>> Start

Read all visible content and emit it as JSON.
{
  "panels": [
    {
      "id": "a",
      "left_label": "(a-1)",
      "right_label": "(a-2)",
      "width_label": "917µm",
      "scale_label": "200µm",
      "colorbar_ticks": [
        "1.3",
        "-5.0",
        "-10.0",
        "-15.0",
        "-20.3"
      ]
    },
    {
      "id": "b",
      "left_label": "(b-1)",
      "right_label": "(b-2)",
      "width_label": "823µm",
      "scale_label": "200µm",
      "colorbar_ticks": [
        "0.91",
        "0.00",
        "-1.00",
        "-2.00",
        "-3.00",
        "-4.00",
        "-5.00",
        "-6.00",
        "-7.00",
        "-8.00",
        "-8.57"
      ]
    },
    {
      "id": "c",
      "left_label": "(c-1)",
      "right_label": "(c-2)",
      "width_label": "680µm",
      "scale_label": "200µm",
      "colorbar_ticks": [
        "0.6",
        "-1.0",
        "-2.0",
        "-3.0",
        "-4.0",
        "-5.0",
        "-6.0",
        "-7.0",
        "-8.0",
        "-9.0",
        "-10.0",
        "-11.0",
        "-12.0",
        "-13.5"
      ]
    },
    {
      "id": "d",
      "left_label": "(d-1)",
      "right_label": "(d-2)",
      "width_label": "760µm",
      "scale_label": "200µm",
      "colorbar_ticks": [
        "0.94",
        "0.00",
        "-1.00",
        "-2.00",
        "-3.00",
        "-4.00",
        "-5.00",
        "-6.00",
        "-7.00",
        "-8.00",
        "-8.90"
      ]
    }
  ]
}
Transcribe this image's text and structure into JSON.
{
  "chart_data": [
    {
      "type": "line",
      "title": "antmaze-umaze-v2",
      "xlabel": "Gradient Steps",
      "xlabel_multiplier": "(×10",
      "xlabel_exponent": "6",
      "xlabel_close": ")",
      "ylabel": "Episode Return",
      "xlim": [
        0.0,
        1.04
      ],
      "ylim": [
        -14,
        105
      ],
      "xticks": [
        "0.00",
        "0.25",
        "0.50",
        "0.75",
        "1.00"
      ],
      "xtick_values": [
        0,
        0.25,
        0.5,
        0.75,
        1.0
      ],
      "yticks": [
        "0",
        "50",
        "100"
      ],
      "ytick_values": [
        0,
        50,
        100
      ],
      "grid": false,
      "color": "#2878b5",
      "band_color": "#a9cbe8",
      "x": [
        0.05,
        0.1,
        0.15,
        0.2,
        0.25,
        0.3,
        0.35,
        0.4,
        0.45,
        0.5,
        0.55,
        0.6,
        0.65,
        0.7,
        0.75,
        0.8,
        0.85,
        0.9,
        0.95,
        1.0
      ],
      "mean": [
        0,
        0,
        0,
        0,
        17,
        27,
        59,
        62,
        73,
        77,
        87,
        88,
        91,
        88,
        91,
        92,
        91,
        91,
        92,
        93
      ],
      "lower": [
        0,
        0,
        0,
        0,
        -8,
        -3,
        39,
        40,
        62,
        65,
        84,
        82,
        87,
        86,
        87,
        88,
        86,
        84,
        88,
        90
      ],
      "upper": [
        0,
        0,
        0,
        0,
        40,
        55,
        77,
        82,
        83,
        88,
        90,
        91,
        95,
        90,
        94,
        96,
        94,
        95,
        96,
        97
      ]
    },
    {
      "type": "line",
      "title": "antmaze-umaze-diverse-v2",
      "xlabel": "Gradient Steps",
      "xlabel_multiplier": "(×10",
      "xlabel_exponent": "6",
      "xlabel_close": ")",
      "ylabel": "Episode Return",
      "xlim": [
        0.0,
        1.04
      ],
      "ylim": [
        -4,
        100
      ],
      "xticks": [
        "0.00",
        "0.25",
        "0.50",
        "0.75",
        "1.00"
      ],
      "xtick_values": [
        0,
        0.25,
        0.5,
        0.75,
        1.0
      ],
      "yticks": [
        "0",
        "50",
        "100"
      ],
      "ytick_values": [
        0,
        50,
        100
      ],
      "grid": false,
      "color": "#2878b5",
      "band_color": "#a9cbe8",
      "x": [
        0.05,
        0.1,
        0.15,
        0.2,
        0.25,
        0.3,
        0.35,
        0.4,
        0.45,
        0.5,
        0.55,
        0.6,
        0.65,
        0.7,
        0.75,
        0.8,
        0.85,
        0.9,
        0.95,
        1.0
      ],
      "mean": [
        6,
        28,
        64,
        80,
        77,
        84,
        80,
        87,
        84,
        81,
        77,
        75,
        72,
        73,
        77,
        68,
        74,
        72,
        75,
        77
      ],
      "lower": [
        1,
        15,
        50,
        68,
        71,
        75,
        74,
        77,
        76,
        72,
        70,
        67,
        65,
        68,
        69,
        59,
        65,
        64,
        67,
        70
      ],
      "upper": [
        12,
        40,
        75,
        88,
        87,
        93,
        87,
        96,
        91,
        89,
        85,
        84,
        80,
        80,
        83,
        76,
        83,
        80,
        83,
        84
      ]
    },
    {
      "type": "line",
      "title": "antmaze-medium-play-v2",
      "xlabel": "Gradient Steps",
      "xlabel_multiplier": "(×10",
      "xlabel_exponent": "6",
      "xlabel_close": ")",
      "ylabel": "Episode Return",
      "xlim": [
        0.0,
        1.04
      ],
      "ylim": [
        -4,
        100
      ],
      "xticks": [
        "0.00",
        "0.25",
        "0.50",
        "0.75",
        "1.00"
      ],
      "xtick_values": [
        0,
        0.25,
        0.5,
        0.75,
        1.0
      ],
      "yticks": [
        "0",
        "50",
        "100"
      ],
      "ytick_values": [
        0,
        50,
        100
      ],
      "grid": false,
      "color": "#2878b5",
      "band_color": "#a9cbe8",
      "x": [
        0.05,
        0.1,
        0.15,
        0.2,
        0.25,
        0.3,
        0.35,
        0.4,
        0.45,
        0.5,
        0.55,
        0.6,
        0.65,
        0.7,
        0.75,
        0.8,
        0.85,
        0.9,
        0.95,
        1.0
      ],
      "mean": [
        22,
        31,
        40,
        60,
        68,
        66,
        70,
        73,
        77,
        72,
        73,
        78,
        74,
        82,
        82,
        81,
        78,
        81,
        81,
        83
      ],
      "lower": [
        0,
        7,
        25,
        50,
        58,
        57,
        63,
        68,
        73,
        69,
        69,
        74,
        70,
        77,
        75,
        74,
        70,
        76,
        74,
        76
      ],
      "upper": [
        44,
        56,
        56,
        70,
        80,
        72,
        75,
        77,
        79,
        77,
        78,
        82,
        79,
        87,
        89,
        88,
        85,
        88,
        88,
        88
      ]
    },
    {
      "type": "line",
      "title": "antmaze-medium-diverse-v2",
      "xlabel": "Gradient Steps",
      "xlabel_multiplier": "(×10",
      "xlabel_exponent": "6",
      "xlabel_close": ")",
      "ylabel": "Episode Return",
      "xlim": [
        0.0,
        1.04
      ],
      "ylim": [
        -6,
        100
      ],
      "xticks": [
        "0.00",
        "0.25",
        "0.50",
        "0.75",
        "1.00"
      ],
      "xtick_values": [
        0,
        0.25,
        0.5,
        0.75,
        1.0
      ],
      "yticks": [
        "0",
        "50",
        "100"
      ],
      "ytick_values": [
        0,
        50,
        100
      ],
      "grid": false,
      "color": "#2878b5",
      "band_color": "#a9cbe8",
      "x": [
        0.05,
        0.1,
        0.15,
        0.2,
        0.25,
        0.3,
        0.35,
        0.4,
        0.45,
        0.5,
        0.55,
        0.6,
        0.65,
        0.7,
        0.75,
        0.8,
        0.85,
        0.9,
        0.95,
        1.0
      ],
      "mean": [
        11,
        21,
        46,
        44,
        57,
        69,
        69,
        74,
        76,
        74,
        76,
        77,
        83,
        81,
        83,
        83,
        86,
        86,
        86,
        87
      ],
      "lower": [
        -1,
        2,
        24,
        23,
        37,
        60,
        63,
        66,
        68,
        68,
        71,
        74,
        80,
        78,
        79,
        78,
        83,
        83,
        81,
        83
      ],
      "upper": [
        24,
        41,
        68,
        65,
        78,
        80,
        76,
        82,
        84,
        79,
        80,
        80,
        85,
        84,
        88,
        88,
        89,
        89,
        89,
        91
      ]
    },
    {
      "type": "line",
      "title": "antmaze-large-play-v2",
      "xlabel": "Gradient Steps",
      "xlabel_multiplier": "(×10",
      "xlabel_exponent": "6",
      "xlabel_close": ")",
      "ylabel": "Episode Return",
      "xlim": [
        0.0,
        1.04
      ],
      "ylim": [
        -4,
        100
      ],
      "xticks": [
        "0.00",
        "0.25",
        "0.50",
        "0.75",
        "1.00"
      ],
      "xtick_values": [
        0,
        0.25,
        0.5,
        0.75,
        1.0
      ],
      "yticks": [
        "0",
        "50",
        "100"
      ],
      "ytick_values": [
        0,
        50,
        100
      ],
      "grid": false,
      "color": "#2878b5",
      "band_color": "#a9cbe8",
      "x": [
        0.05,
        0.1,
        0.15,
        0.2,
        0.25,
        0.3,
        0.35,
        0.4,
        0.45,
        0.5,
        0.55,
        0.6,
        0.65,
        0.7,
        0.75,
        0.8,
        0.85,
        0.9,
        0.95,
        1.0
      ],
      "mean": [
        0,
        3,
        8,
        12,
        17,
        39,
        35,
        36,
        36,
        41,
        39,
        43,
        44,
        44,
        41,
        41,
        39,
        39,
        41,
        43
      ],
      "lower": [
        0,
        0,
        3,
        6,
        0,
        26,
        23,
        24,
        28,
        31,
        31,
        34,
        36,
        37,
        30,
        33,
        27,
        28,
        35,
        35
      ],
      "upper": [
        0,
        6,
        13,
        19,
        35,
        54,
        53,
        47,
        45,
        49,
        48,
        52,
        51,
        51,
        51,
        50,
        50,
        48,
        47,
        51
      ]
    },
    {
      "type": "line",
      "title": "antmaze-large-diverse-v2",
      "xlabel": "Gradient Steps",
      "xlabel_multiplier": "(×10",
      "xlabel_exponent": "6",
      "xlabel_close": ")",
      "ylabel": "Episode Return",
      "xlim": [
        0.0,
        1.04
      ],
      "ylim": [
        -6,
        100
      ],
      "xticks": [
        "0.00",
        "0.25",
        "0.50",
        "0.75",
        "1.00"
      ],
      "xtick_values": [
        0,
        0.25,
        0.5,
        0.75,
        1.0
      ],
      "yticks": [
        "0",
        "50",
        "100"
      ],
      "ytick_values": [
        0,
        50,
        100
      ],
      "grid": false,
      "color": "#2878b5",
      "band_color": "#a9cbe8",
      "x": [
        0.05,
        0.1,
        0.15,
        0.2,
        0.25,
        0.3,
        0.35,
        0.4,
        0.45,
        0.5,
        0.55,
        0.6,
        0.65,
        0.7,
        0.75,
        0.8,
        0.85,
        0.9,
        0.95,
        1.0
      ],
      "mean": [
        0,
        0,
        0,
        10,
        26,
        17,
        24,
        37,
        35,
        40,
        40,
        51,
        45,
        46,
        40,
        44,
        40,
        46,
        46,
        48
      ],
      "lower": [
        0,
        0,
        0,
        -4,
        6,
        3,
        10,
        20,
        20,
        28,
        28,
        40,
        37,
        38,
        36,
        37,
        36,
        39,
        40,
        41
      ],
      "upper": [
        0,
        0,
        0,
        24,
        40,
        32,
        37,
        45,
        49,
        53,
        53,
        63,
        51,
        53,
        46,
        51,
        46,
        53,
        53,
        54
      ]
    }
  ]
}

>> End

## Set exercise
List every line in the records above that contains the word "antmaze".

## Result of the task
      "title": "antmaze-umaze-v2",
      "title": "antmaze-umaze-diverse-v2",
      "title": "antmaze-medium-play-v2",
      "title": "antmaze-medium-diverse-v2",
      "title": "antmaze-large-play-v2",
      "title": "antmaze-large-diverse-v2",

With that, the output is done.